# [SUPPLIED DATA]
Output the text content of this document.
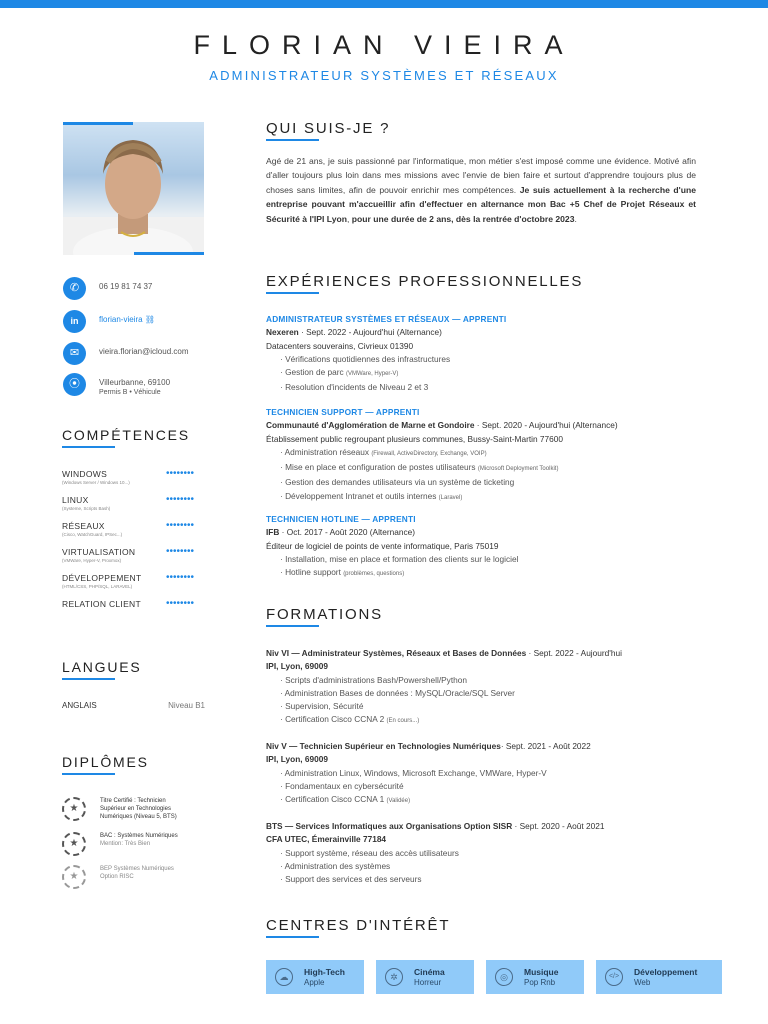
FLORIAN VIEIRA
ADMINISTRATEUR SYSTÈMES ET RÉSEAUX
✆	06 19 81 74 37
in	florian-vieira ⛓
✉	vieira.florian@icloud.com
⦿	Villeurbanne, 69100
Permis B • Véhicule
COMPÉTENCES
WINDOWS
(Windows Server / Windows 10...)
••••••••
LINUX
(Systeme, Scripts Bash)
••••••••
RÉSEAUX
(Cisco, WatchGuard, IPSec...)
••••••••
VIRTUALISATION
(VMWare, Hyper-V, Proxmox)
••••••••
DÉVELOPPEMENT
(HTML/CSS, PHP/SQL, LARAVEL)
••••••••
RELATION CLIENT	••••••••
LANGUES
ANGLAIS	Niveau B1
DIPLÔMES
★
Titre Certifié : Technicien
Supérieur en Technologies
Numériques (Niveau 5, BTS)
★
BAC : Systèmes Numériques
Mention: Très Bien
★
BEP Systèmes Numériques
Option RISC
QUI SUIS-JE ?
Agé de 21 ans, je suis passionné par l'informatique, mon métier s'est imposé comme une évidence. Motivé afin d'aller toujours plus loin dans mes missions avec l'envie de bien faire et surtout d'apprendre toujours plus de choses sans limites, afin de pouvoir enrichir mes compétences. Je suis actuellement à la recherche d'une entreprise pouvant m'accueillir afin d'effectuer en alternance mon Bac +5 Chef de Projet Réseaux et Sécurité à l'IPI Lyon, pour une durée de 2 ans, dès la rentrée d'octobre 2023.
EXPÉRIENCES PROFESSIONNELLES
ADMINISTRATEUR SYSTÈMES ET RÉSEAUX — APPRENTI
Nexeren · Sept. 2022 - Aujourd'hui (Alternance)
Datacenters souverains, Civrieux 01390
· Vérifications quotidiennes des infrastructures
· Gestion de parc (VMWare, Hyper-V)
· Resolution d'incidents de Niveau 2 et 3
TECHNICIEN SUPPORT — APPRENTI
Communauté d'Agglomération de Marne et Gondoire · Sept. 2020 - Aujourd'hui (Alternance)
Établissement public regroupant plusieurs communes, Bussy-Saint-Martin 77600
· Administration réseaux (Firewall, ActiveDirectory, Exchange, VOIP)
· Mise en place et configuration de postes utilisateurs (Microsoft Deployment Toolkit)
· Gestion des demandes utilisateurs via un système de ticketing
· Développement Intranet et outils internes (Laravel)
TECHNICIEN HOTLINE — APPRENTI
IFB · Oct. 2017 - Août 2020 (Alternance)
Éditeur de logiciel de points de vente informatique, Paris 75019
· Installation, mise en place et formation des clients sur le logiciel
· Hotline support (problèmes, questions)
FORMATIONS
Niv VI — Administrateur Systèmes, Réseaux et Bases de Données · Sept. 2022 - Aujourd'hui
IPI, Lyon, 69009
· Scripts d'administrations Bash/Powershell/Python
· Administration Bases de données : MySQL/Oracle/SQL Server
· Supervision, Sécurité
· Certification Cisco CCNA 2 (En cours...)
Niv V — Technicien Supérieur en Technologies Numériques· Sept. 2021 - Août 2022
IPI, Lyon, 69009
· Administration Linux, Windows, Microsoft Exchange, VMWare, Hyper-V
· Fondamentaux en cybersécurité
· Certification Cisco CCNA 1 (Validée)
BTS — Services Informatiques aux Organisations Option SISR · Sept. 2020 - Août 2021
CFA UTEC, Émerainville 77184
· Support système, réseau des accès utilisateurs
· Administration des systèmes
· Support des services et des serveurs
CENTRES D'INTÉRÊT
☁	High-Tech
Apple
✲	Cinéma
Horreur
◎	Musique
Pop Rnb
</>	Développement
Web
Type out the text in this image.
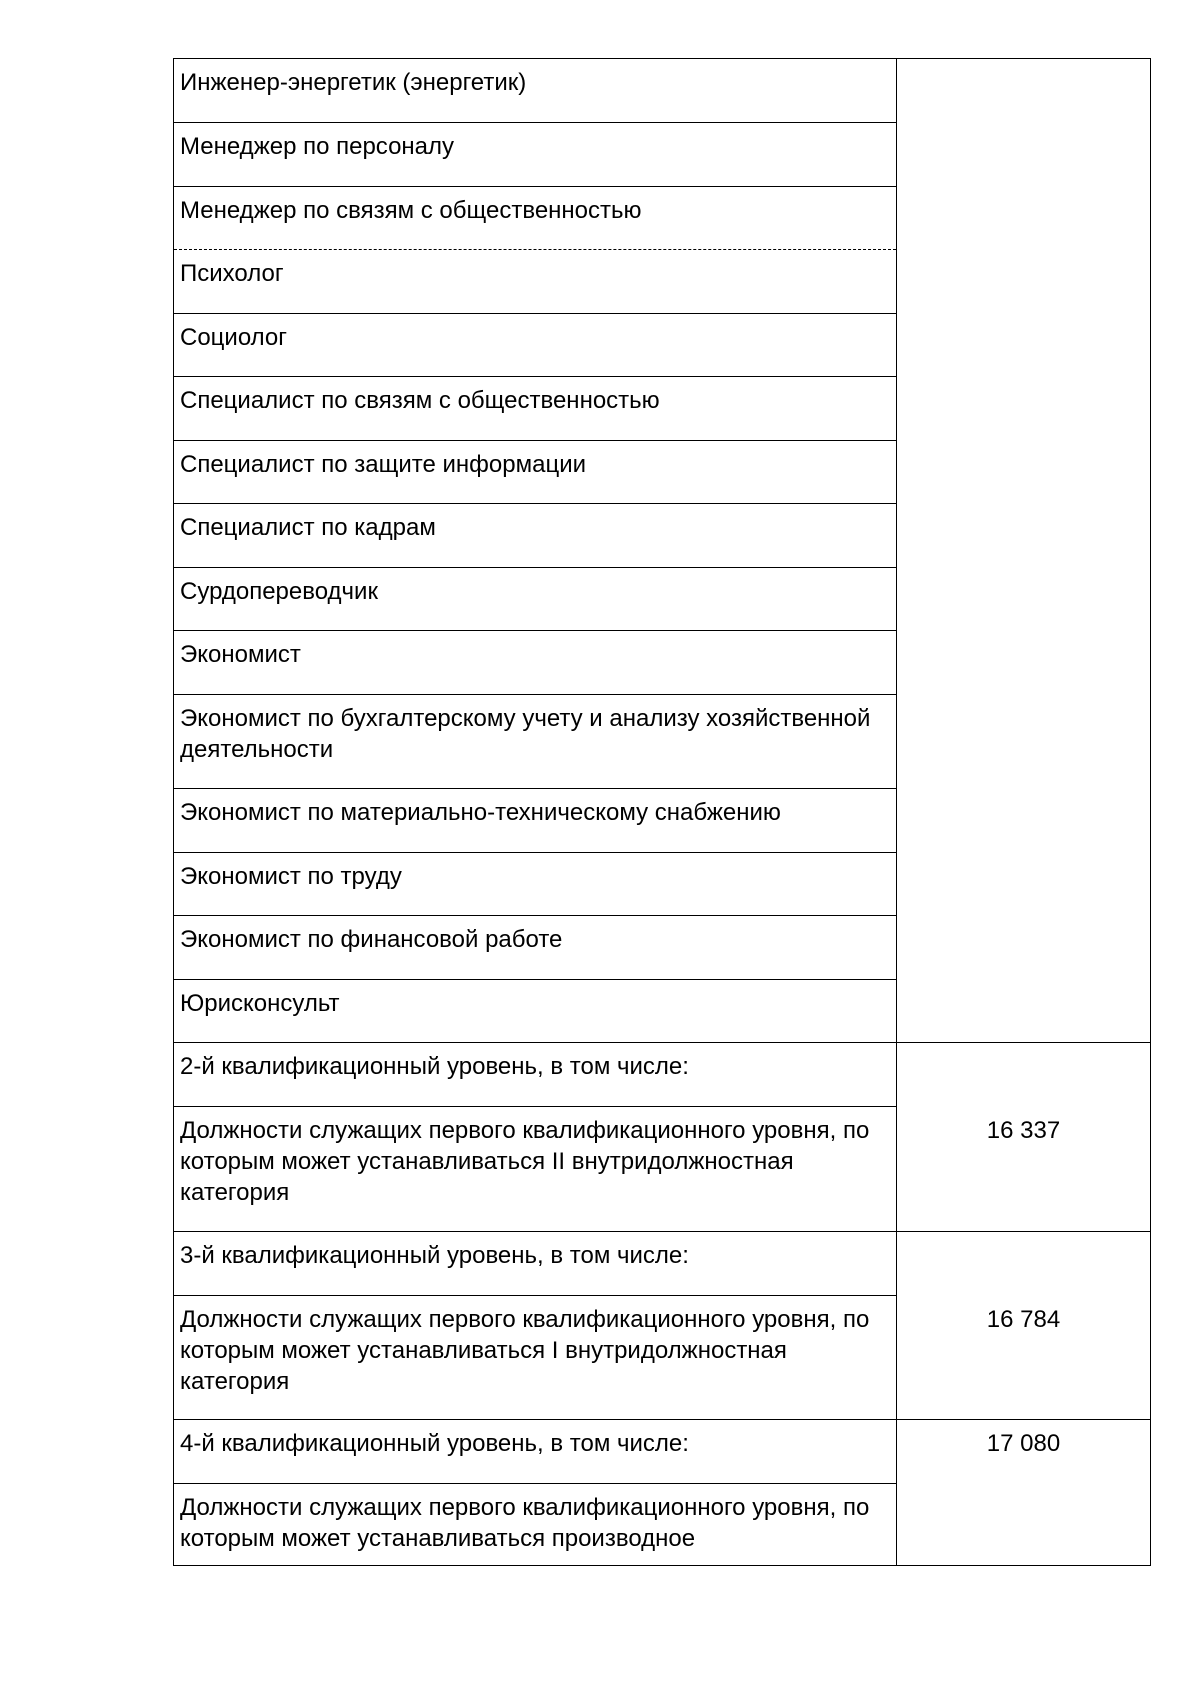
Инженер-энергетик (энергетик)
Менеджер по персоналу
Менеджер по связям с общественностью
Психолог
Социолог
Специалист по связям с общественностью
Специалист по защите информации
Специалист по кадрам
Сурдопереводчик
Экономист
Экономист по бухгалтерскому учету и анализу хозяйственной деятельности
Экономист по материально-техническому снабжению
Экономист по труду
Экономист по финансовой работе
Юрисконсульт
2-й квалификационный уровень, в том числе:
Должности служащих первого квалификационного уровня, по которым может устанавливаться II внутридолжностная категория
16 337
3-й квалификационный уровень, в том числе:
Должности служащих первого квалификационного уровня, по которым может устанавливаться I внутридолжностная категория
16 784
4-й квалификационный уровень, в том числе:
Должности служащих первого квалификационного уровня, по которым может устанавливаться производное
17 080
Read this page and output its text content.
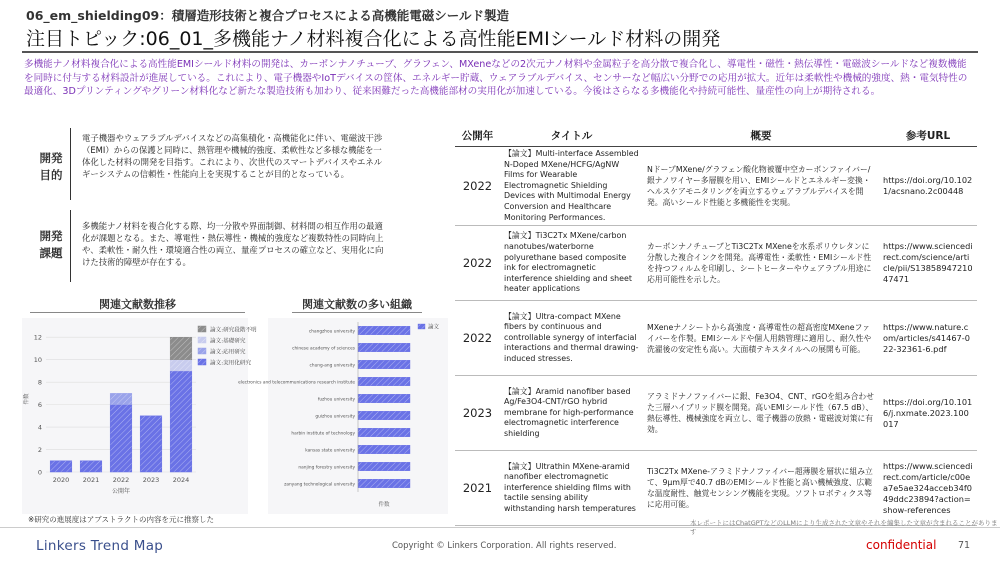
06_em_shielding09：積層造形技術と複合プロセスによる高機能電磁シールド製造
注目トピック:06_01_多機能ナノ材料複合化による高性能EMIシールド材料の開発
多機能ナノ材料複合化による高性能EMIシールド材料の開発は、カーボンナノチューブ、グラフェン、MXeneなどの2次元ナノ材料や金属粒子を高分散で複合化し、導電性・磁性・熱伝導性・電磁波シールドなど複数機能を同時に付与する材料設計が進展している。これにより、電子機器やIoTデバイスの筐体、エネルギー貯蔵、ウェアラブルデバイス、センサーなど幅広い分野での応用が拡大。近年は柔軟性や機械的強度、熱・電気特性の最適化、3Dプリンティングやグリーン材料化など新たな製造技術も加わり、従来困難だった高機能部材の実用化が加速している。今後はさらなる多機能化や持続可能性、量産性の向上が期待される。
開発
目的
電子機器やウェアラブルデバイスなどの高集積化・高機能化に伴い、電磁波干渉（EMI）からの保護と同時に、熱管理や機械的強度、柔軟性など多様な機能を一体化した材料の開発を目指す。これにより、次世代のスマートデバイスやエネルギーシステムの信頼性・性能向上を実現することが目的となっている。
開発
課題
多機能ナノ材料を複合化する際、均一分散や界面制御、材料間の相互作用の最適化が課題となる。また、導電性・熱伝導性・機械的強度など複数特性の同時向上や、柔軟性・耐久性・環境適合性の両立、量産プロセスの確立など、実用化に向けた技術的障壁が存在する。
関連文献数推移
0
2
4
6
8
10
12
件数
2020 2021 2022 2023 2024
公開年
論文:研究段階不明
論文:基礎研究
論文:応用研究
論文:実用化研究
関連文献数の多い組織
changzhou university
chinese academy of sciences
chung-ang university
electronics and telecommunications research institute
fuzhou university
guizhou university
harbin institute of technology
kansas state university
nanjing forestry university
zanyang technological university
件数
論文
公開年	タイトル	概要	参考URL
2022	【論文】Multi-interface Assembled N-Doped MXene/HCFG/AgNW Films for Wearable Electromagnetic Shielding Devices with Multimodal Energy Conversion and Healthcare Monitoring Performances.	NドープMXene/グラフェン酸化物被覆中空カーボンファイバー/銀ナノワイヤー多層膜を用い、EMIシールドとエネルギー変換・ヘルスケアモニタリングを両立するウェアラブルデバイスを開発。高いシールド性能と多機能性を実現。	https://doi.org/10.1021/acsnano.2c00448
2022	【論文】Ti3C2Tx MXene/carbon nanotubes/waterborne polyurethane based composite ink for electromagnetic interference shielding and sheet heater applications	カーボンナノチューブとTi3C2Tx MXeneを水系ポリウレタンに分散した複合インクを開発。高導電性・柔軟性・EMIシールド性を持つフィルムを印刷し、シートヒーターやウェアラブル用途に応用可能性を示した。	https://www.sciencedirect.com/science/article/pii/S1385894721047471
2022	【論文】Ultra-compact MXene fibers by continuous and controllable synergy of interfacial interactions and thermal drawing-induced stresses.	MXeneナノシートから高強度・高導電性の超高密度MXeneファイバーを作製。EMIシールドや個人用熱管理に適用し、耐久性や洗濯後の安定性も高い。大面積テキスタイルへの展開も可能。	https://www.nature.com/articles/s41467-022-32361-6.pdf
2023	【論文】Aramid nanofiber based Ag/Fe3O4-CNT/rGO hybrid membrane for high-performance electromagnetic interference shielding	アラミドナノファイバーに銀、Fe3O4、CNT、rGOを組み合わせた三層ハイブリッド膜を開発。高いEMIシールド性（67.5 dB）、熱伝導性、機械強度を両立し、電子機器の放熱・電磁波対策に有効。	https://doi.org/10.1016/j.nxmate.2023.100017
2021	【論文】Ultrathin MXene-aramid nanofiber electromagnetic interference shielding films with tactile sensing ability withstanding harsh temperatures	Ti3C2Tx MXene-アラミドナノファイバー超薄膜を層状に組み立て、9μm厚で40.7 dBのEMIシールド性能と高い機械強度、広範な温度耐性、触覚センシング機能を実現。ソフトロボティクス等に応用可能。	https://www.sciencedirect.com/article/c00ea7e5ae324acceb34f049ddc23894?action=show-references
※研究の進展度はアブストラクトの内容を元に推察した	本レポートにはChatGPTなどのLLMにより生成された文章やそれを編集した文章が含まれることがあります
Linkers Trend Map	Copyright © Linkers Corporation. All rights reserved.	confidential 71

# [TASK OBJECTIVE]
Each line containing the word "VMWare" counts once; say how many such lines there are, giving only the number.

# [EXPECTED ANSWER]
3